Dataset entries
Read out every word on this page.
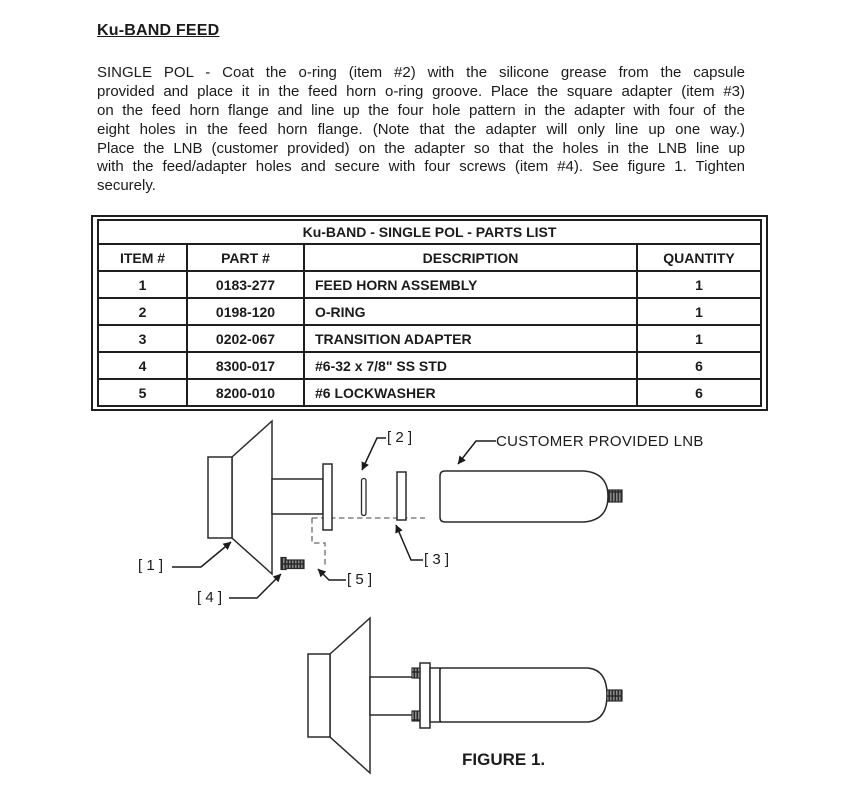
Ku-BAND FEED
SINGLE POL - Coat the o-ring (item #2) with the silicone grease from the capsule
provided and place it in the feed horn o-ring groove. Place the square adapter (item #3)
on the feed horn flange and line up the four hole pattern in the adapter with four of the
eight holes in the feed horn flange. (Note that the adapter will only line up one way.)
Place the LNB (customer provided) on the adapter so that the holes in the LNB line up
with the feed/adapter holes and secure with four screws (item #4). See figure 1. Tighten
securely.
Ku-BAND - SINGLE POL - PARTS LIST			
ITEM #	PART #	DESCRIPTION	QUANTITY
1	0183-277	FEED HORN ASSEMBLY	1
2	0198-120	O-RING	1
3	0202-067	TRANSITION ADAPTER	1
4	8300-017	#6-32 x 7/8" SS STD	6
5	8200-010	#6 LOCKWASHER	6
[ 1 ]
[ 2 ]
[ 3 ]
[ 4 ]
[ 5 ]
CUSTOMER PROVIDED LNB
FIGURE 1.
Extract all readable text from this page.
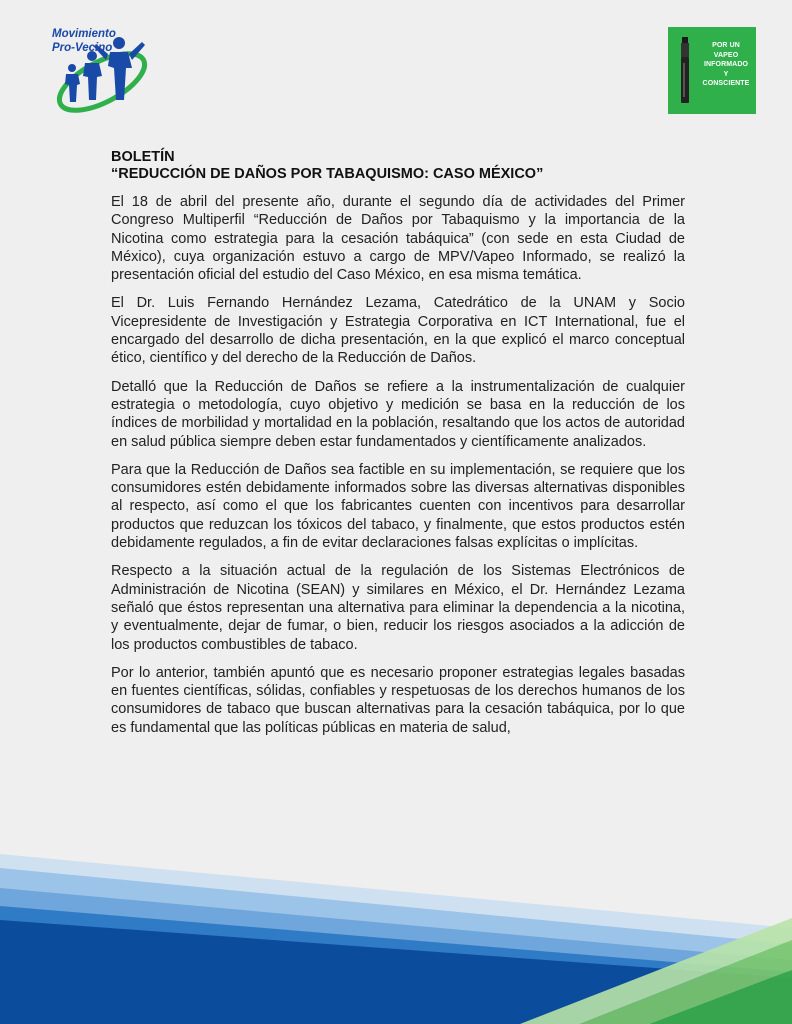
Movimiento
Pro-Vecino	POR UN
VAPEO
INFORMADO
Y
CONSCIENTE
BOLETÍN
“REDUCCIÓN DE DAÑOS POR TABAQUISMO: CASO MÉXICO”

El 18 de abril del presente año, durante el segundo día de actividades del Primer Congreso Multiperfil “Reducción de Daños por Tabaquismo y la importancia de la Nicotina como estrategia para la cesación tabáquica” (con sede en esta Ciudad de México), cuya organización estuvo a cargo de MPV/Vapeo Informado, se realizó la presentación oficial del estudio del Caso México, en esa misma temática.

El Dr. Luis Fernando Hernández Lezama, Catedrático de la UNAM y Socio Vicepresidente de Investigación y Estrategia Corporativa en ICT International, fue el encargado del desarrollo de dicha presentación, en la que explicó el marco conceptual ético, científico y del derecho de la Reducción de Daños.

Detalló que la Reducción de Daños se refiere a la instrumentalización de cualquier estrategia o metodología, cuyo objetivo y medición se basa en la reducción de los índices de morbilidad y mortalidad en la población, resaltando que los actos de autoridad en salud pública siempre deben estar fundamentados y científicamente analizados.

Para que la Reducción de Daños sea factible en su implementación, se requiere que los consumidores estén debidamente informados sobre las diversas alternativas disponibles al respecto, así como el que los fabricantes cuenten con incentivos para desarrollar productos que reduzcan los tóxicos del tabaco, y finalmente, que estos productos estén debidamente regulados, a fin de evitar declaraciones falsas explícitas o implícitas.

Respecto a la situación actual de la regulación de los Sistemas Electrónicos de Administración de Nicotina (SEAN) y similares en México, el Dr. Hernández Lezama señaló que éstos representan una alternativa para eliminar la dependencia a la nicotina, y eventualmente, dejar de fumar, o bien, reducir los riesgos asociados a la adicción de los productos combustibles de tabaco.

Por lo anterior, también apuntó que es necesario proponer estrategias legales basadas en fuentes científicas, sólidas, confiables y respetuosas de los derechos humanos de los consumidores de tabaco que buscan alternativas para la cesación tabáquica, por lo que es fundamental que las políticas públicas en materia de salud,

§ SHORT TASK:
Repeat the listing above exactly, with no pictures.

§ CORRECT OUTPUT:
Read out every word on this page.
Ku-BAND FEED
SINGLE POL - Coat the o-ring (item #2) with the silicone grease from the capsule
provided and place it in the feed horn o-ring groove. Place the square adapter (item #3)
on the feed horn flange and line up the four hole pattern in the adapter with four of the
eight holes in the feed horn flange. (Note that the adapter will only line up one way.)
Place the LNB (customer provided) on the adapter so that the holes in the LNB line up
with the feed/adapter holes and secure with four screws (item #4). See figure 1. Tighten
securely.
Ku-BAND - SINGLE POL - PARTS LIST			
ITEM #	PART #	DESCRIPTION	QUANTITY
1	0183-277	FEED HORN ASSEMBLY	1
2	0198-120	O-RING	1
3	0202-067	TRANSITION ADAPTER	1
4	8300-017	#6-32 x 7/8" SS STD	6
5	8200-010	#6 LOCKWASHER	6
[ 1 ]
[ 2 ]
[ 3 ]
[ 4 ]
[ 5 ]
CUSTOMER PROVIDED LNB
FIGURE 1.
Extract all readable text from this page.
Movimiento
Pro-Vecino	POR UN
VAPEO
INFORMADO
Y
CONSCIENTE
BOLETÍN
“REDUCCIÓN DE DAÑOS POR TABAQUISMO: CASO MÉXICO”

El 18 de abril del presente año, durante el segundo día de actividades del Primer Congreso Multiperfil “Reducción de Daños por Tabaquismo y la importancia de la Nicotina como estrategia para la cesación tabáquica” (con sede en esta Ciudad de México), cuya organización estuvo a cargo de MPV/Vapeo Informado, se realizó la presentación oficial del estudio del Caso México, en esa misma temática.

El Dr. Luis Fernando Hernández Lezama, Catedrático de la UNAM y Socio Vicepresidente de Investigación y Estrategia Corporativa en ICT International, fue el encargado del desarrollo de dicha presentación, en la que explicó el marco conceptual ético, científico y del derecho de la Reducción de Daños.

Detalló que la Reducción de Daños se refiere a la instrumentalización de cualquier estrategia o metodología, cuyo objetivo y medición se basa en la reducción de los índices de morbilidad y mortalidad en la población, resaltando que los actos de autoridad en salud pública siempre deben estar fundamentados y científicamente analizados.

Para que la Reducción de Daños sea factible en su implementación, se requiere que los consumidores estén debidamente informados sobre las diversas alternativas disponibles al respecto, así como el que los fabricantes cuenten con incentivos para desarrollar productos que reduzcan los tóxicos del tabaco, y finalmente, que estos productos estén debidamente regulados, a fin de evitar declaraciones falsas explícitas o implícitas.

Respecto a la situación actual de la regulación de los Sistemas Electrónicos de Administración de Nicotina (SEAN) y similares en México, el Dr. Hernández Lezama señaló que éstos representan una alternativa para eliminar la dependencia a la nicotina, y eventualmente, dejar de fumar, o bien, reducir los riesgos asociados a la adicción de los productos combustibles de tabaco.

Por lo anterior, también apuntó que es necesario proponer estrategias legales basadas en fuentes científicas, sólidas, confiables y respetuosas de los derechos humanos de los consumidores de tabaco que buscan alternativas para la cesación tabáquica, por lo que es fundamental que las políticas públicas en materia de salud,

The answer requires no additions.